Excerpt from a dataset
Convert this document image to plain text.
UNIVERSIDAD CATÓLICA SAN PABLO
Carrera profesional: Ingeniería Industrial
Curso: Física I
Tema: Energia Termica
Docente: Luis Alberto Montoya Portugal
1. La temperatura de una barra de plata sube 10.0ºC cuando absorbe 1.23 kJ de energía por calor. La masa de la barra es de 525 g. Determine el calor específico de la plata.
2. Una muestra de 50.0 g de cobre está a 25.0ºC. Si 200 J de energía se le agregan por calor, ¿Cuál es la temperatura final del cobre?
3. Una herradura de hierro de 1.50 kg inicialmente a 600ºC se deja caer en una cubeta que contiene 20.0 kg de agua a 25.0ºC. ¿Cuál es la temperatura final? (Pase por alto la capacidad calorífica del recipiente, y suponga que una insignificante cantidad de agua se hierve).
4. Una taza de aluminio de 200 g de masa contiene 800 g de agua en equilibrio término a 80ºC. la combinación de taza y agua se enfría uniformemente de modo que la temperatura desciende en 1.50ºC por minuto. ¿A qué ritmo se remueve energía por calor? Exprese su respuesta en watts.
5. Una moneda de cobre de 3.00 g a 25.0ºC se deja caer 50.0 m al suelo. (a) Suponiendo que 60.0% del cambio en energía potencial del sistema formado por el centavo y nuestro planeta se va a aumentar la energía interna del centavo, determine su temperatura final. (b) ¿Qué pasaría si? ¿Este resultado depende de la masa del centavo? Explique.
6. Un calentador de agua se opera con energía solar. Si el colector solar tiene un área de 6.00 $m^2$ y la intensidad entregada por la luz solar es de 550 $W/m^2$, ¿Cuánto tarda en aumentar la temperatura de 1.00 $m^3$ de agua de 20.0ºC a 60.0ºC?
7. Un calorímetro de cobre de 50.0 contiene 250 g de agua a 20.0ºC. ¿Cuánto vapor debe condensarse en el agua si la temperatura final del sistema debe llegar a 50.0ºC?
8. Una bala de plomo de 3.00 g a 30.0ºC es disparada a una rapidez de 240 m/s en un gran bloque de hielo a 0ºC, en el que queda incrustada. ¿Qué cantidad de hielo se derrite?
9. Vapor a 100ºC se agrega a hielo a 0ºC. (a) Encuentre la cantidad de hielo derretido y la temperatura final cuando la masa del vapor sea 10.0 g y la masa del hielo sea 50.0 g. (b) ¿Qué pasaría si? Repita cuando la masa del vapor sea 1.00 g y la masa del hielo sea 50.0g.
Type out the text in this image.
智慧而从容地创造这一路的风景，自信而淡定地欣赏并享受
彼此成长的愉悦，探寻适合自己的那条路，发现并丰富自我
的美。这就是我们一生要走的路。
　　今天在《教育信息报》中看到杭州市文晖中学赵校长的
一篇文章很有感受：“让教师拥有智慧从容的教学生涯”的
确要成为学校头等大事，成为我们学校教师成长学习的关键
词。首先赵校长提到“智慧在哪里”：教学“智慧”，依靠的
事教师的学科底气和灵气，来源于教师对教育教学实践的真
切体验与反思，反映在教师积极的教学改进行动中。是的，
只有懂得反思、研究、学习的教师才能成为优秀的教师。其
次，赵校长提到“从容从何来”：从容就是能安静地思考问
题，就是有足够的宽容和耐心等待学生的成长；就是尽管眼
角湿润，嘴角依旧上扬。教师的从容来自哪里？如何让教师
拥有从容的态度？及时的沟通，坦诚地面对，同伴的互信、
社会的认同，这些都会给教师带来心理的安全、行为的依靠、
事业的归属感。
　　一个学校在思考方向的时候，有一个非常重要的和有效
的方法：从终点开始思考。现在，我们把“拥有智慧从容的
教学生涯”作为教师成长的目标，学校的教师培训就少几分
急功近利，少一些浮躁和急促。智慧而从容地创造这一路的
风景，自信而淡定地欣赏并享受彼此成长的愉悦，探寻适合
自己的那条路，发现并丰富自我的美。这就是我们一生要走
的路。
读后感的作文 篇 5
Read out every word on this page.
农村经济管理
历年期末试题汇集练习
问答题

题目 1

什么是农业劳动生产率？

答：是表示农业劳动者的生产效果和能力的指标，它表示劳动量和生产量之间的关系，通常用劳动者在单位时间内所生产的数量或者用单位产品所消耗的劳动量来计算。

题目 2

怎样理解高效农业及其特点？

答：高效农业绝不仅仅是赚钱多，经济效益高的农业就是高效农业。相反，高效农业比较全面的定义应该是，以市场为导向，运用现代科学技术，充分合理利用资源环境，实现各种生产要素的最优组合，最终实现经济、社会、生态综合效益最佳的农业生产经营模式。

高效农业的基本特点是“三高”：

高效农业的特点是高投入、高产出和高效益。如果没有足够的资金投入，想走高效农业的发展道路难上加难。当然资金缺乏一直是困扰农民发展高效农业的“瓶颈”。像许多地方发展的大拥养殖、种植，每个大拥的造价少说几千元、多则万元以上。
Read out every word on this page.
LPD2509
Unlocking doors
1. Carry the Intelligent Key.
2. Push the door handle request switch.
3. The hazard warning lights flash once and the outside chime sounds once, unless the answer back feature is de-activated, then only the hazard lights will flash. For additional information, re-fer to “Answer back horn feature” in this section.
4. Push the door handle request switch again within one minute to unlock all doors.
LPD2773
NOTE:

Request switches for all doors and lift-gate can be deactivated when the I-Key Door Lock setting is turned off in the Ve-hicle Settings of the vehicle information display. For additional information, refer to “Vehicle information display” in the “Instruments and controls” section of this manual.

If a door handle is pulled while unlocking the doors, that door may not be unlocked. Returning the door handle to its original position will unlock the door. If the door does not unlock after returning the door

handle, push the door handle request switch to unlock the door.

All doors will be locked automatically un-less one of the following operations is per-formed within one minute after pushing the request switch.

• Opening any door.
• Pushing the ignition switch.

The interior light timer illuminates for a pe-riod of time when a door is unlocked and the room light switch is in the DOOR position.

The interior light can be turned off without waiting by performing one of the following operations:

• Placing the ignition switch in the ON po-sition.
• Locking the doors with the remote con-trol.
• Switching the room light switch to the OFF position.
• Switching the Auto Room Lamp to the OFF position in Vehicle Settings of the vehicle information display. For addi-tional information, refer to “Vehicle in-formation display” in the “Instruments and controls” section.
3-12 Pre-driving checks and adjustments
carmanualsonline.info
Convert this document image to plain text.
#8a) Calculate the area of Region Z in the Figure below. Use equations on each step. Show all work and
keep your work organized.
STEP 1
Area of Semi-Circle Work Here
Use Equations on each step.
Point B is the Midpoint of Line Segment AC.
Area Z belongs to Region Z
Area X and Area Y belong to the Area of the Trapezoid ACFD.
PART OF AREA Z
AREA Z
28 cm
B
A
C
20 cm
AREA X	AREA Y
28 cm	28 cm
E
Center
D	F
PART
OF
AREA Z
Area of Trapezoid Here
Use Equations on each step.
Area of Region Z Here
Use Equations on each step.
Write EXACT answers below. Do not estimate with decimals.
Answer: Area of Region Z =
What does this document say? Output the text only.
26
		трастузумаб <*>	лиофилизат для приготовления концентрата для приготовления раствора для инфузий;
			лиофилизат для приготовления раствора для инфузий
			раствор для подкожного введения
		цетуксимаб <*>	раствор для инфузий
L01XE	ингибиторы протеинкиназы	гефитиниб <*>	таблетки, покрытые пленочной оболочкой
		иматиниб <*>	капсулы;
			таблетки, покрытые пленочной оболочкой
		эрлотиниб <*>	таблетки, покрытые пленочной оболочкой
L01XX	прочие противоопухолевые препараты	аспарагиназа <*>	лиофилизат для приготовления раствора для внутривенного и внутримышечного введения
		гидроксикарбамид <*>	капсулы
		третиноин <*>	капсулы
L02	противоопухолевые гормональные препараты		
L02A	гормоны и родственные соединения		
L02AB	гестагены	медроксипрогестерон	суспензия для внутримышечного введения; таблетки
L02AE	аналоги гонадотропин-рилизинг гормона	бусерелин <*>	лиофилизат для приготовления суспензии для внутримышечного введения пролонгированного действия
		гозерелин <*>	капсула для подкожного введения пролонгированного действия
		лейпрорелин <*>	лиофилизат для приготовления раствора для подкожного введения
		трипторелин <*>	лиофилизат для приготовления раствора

DIRECTION: From the entries, copy out each line containing the word "text".

EXERCISE OUTPUT:
Convert this document image to plain text.
Type out the text in this image.
Convert this document image to plain text.
What does this document say? Output the text only.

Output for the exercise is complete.